EXTRACTED ENTRIES:

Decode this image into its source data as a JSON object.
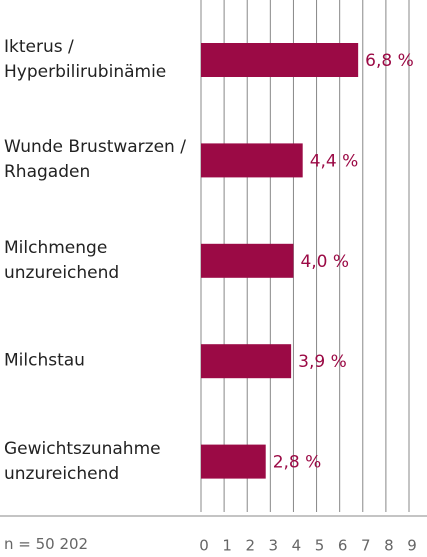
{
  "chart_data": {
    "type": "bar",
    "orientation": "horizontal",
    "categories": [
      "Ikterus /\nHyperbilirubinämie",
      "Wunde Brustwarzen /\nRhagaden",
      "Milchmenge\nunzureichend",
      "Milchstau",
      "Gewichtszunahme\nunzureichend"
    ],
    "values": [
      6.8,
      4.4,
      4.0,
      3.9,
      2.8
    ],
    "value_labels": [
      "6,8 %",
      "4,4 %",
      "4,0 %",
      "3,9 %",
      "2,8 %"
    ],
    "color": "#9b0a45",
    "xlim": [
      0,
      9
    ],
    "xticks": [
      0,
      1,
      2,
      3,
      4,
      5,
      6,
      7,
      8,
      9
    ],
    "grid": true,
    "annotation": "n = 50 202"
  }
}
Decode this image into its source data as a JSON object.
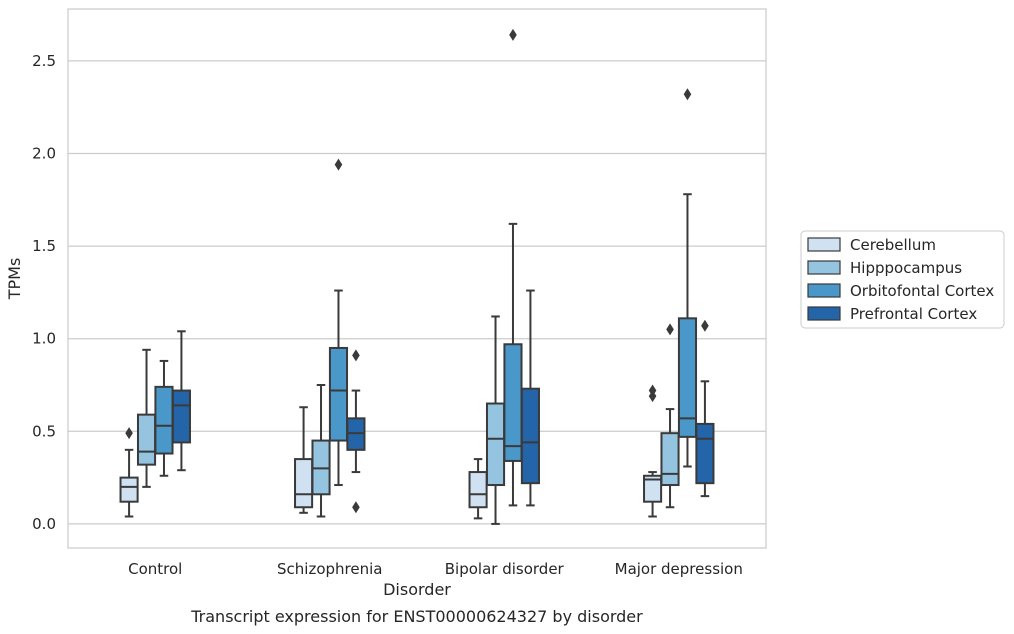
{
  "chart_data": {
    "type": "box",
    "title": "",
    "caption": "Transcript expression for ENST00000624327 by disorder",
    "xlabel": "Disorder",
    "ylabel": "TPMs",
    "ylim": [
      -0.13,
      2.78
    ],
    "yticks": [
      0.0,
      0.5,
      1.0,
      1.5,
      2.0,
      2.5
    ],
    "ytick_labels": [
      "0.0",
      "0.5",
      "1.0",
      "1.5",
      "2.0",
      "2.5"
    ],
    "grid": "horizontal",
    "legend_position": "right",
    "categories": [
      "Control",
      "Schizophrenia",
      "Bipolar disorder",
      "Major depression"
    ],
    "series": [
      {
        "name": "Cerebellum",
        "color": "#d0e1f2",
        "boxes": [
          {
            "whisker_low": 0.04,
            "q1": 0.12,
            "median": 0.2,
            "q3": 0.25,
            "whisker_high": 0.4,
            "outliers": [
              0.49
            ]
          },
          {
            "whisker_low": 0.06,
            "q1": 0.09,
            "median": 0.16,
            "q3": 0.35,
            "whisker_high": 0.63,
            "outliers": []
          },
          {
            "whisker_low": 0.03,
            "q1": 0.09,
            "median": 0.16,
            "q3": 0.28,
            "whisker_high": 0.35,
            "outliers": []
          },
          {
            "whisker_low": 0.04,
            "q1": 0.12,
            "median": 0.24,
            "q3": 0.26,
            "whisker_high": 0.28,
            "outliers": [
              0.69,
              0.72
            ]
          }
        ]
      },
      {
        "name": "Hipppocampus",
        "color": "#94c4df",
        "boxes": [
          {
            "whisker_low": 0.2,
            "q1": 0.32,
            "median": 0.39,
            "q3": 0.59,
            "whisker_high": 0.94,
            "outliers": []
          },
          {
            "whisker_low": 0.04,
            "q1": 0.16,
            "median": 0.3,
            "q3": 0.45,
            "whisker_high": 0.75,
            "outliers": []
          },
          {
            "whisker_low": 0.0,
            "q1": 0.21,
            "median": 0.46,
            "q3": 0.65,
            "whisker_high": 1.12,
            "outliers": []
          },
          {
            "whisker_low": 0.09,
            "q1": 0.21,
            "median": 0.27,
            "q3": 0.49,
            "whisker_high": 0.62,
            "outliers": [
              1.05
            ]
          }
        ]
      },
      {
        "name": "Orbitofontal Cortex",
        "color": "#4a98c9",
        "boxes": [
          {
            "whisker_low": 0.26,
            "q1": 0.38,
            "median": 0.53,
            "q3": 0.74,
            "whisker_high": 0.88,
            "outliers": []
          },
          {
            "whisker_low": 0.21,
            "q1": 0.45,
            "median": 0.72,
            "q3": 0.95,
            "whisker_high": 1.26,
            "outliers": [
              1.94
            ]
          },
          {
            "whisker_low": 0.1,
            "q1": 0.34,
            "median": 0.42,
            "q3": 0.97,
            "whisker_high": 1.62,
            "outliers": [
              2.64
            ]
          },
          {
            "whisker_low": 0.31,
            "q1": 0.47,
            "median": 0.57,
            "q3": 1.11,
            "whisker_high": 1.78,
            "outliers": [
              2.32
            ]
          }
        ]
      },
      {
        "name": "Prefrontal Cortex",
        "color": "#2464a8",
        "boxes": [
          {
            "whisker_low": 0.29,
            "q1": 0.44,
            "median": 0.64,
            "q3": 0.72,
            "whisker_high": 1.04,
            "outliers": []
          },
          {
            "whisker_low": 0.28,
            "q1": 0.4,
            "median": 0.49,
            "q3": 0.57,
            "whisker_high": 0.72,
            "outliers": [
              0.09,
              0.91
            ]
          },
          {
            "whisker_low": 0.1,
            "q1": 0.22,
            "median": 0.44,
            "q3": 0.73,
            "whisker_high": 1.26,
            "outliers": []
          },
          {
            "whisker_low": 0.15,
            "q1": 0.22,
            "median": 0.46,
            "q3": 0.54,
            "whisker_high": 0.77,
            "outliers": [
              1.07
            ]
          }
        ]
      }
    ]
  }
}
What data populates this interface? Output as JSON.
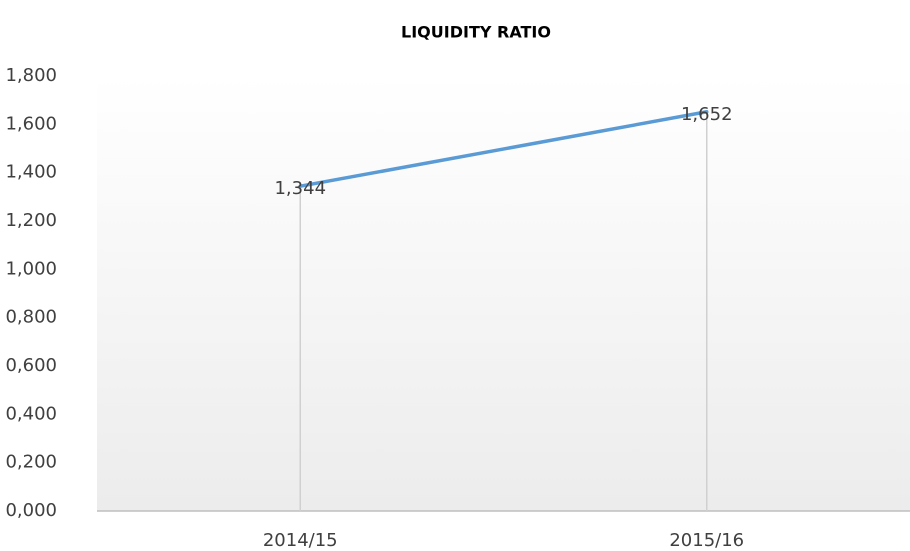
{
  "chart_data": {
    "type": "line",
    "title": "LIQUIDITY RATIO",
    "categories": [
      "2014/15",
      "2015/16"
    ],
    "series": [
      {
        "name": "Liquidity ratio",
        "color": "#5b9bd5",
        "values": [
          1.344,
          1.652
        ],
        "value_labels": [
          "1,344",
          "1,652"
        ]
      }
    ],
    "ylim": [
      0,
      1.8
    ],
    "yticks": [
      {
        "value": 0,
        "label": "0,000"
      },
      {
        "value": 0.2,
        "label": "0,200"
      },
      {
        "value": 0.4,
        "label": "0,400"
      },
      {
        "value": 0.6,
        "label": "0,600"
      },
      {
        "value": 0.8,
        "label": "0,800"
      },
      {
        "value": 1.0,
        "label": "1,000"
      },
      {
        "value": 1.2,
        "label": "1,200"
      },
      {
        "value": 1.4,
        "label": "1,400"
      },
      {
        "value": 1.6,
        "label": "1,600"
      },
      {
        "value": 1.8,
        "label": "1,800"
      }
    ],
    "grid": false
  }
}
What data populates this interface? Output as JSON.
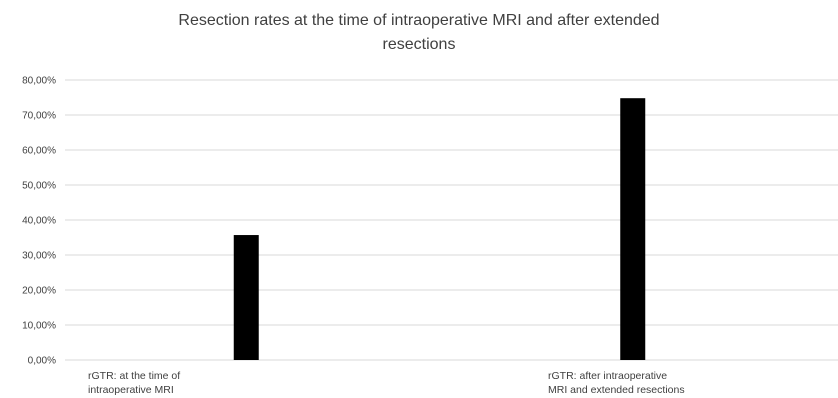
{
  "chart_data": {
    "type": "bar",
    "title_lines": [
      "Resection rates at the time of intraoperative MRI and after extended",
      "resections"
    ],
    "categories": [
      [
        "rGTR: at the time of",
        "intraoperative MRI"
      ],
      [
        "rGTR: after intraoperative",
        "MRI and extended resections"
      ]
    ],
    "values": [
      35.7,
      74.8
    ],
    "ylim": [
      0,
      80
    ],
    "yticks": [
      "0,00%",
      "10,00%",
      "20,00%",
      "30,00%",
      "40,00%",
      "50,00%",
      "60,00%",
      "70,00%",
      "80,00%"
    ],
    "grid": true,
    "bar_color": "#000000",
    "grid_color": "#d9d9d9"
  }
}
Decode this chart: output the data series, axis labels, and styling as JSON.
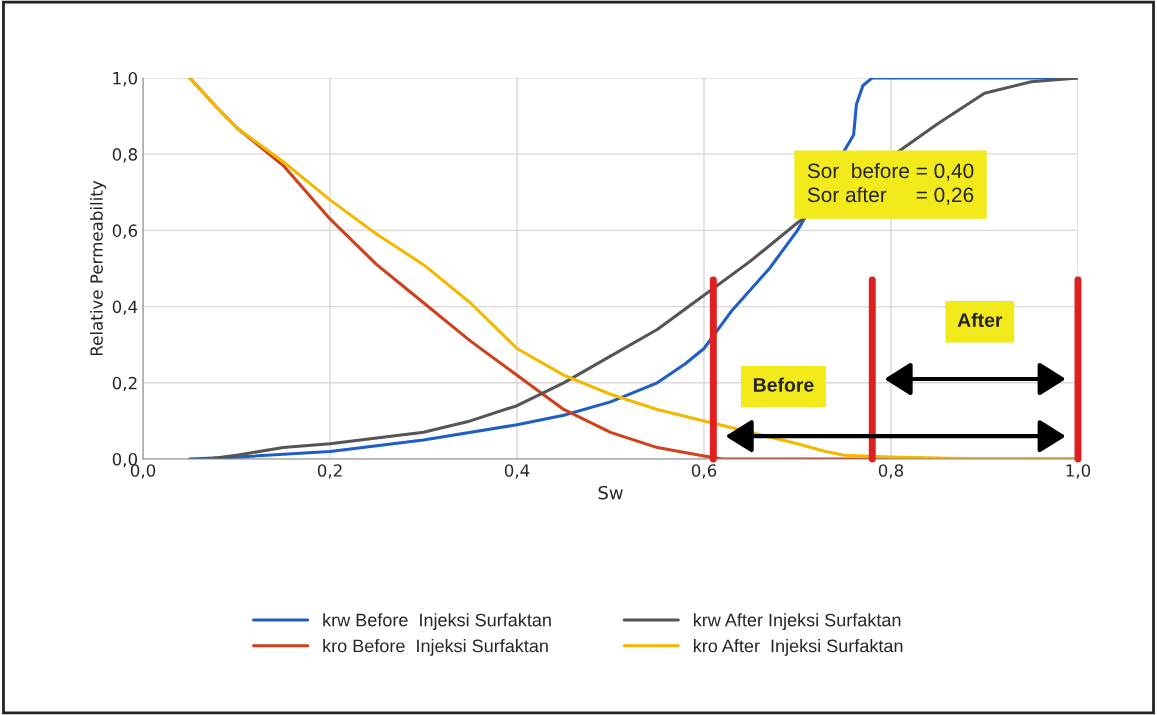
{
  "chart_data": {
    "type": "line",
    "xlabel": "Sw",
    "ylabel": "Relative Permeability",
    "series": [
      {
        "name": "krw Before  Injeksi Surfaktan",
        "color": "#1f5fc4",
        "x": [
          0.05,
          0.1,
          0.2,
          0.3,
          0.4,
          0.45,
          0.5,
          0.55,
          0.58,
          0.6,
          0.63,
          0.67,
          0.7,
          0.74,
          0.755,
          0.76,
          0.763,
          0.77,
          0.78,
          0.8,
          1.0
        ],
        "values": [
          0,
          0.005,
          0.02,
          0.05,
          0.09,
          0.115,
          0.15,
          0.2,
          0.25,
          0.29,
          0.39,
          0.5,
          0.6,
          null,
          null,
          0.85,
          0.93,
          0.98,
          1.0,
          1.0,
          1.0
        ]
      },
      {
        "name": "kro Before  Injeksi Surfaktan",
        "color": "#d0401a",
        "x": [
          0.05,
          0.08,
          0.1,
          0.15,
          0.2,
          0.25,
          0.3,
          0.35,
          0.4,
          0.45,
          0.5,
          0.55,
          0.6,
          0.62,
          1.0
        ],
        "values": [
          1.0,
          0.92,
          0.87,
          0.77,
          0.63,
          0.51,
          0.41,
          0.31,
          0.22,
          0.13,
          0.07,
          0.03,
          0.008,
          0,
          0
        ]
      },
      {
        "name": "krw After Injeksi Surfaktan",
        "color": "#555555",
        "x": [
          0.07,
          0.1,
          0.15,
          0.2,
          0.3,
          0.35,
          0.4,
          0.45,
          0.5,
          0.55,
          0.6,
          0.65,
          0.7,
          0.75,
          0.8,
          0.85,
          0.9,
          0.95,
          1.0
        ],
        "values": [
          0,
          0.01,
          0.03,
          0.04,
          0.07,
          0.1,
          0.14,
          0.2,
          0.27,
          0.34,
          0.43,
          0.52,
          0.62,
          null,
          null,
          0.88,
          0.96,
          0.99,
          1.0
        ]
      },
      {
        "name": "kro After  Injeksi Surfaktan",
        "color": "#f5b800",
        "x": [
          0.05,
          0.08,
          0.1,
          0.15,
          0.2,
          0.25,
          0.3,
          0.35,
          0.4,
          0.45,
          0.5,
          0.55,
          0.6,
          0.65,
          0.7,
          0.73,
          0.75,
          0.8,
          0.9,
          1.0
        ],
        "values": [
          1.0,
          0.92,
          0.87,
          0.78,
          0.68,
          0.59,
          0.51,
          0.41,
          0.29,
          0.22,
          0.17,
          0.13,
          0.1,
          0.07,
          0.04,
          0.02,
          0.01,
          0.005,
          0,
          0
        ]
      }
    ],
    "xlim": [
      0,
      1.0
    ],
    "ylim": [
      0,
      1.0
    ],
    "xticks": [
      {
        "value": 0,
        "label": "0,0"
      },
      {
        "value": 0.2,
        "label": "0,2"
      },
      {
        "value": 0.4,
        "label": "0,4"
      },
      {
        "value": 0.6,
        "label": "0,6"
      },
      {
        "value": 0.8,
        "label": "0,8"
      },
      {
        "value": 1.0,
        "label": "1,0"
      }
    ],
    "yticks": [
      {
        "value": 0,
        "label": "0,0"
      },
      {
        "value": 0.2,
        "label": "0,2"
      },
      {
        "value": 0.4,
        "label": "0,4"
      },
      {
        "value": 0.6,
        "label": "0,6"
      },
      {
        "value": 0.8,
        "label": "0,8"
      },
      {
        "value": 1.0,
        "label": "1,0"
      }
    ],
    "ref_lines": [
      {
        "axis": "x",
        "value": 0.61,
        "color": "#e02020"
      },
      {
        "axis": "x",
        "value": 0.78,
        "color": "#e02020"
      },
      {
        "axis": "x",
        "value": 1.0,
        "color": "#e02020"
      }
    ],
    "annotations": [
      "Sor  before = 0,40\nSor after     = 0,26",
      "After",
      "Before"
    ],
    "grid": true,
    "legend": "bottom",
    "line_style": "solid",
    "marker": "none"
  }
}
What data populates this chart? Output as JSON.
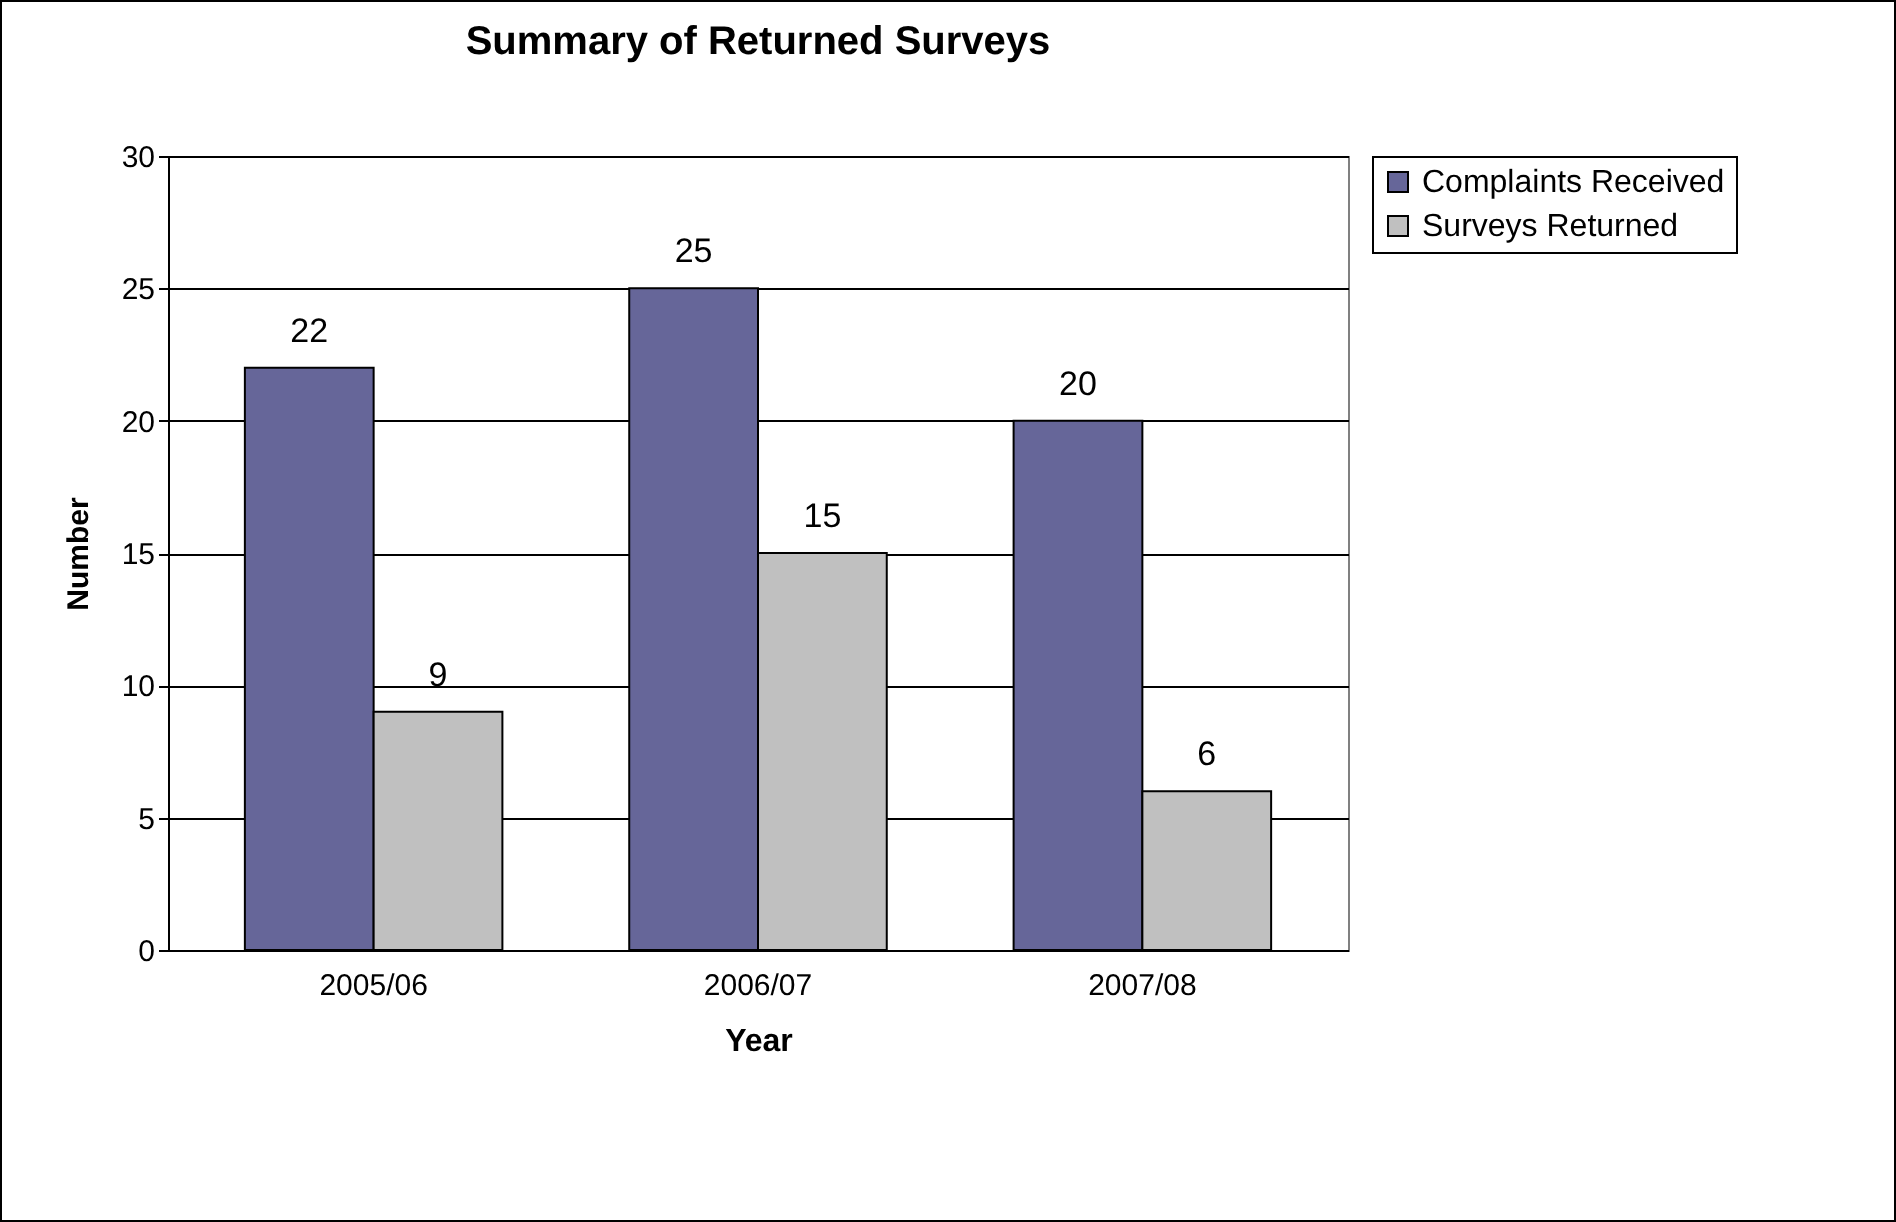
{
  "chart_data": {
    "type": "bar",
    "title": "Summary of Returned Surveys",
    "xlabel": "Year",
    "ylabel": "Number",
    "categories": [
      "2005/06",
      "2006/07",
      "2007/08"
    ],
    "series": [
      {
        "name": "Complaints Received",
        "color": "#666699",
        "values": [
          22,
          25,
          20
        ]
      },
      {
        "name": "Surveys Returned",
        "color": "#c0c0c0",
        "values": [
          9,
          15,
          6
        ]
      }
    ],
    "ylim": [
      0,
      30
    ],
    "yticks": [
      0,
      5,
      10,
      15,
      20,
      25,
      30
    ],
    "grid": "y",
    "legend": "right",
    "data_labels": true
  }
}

WORK INSTRUCTIONS:
Check every line of the data, and copy the ones that contain "extended".

THE ANSWER:
      "Resection rates at the time of intraoperative MRI and after extended",
        "MRI and extended resections"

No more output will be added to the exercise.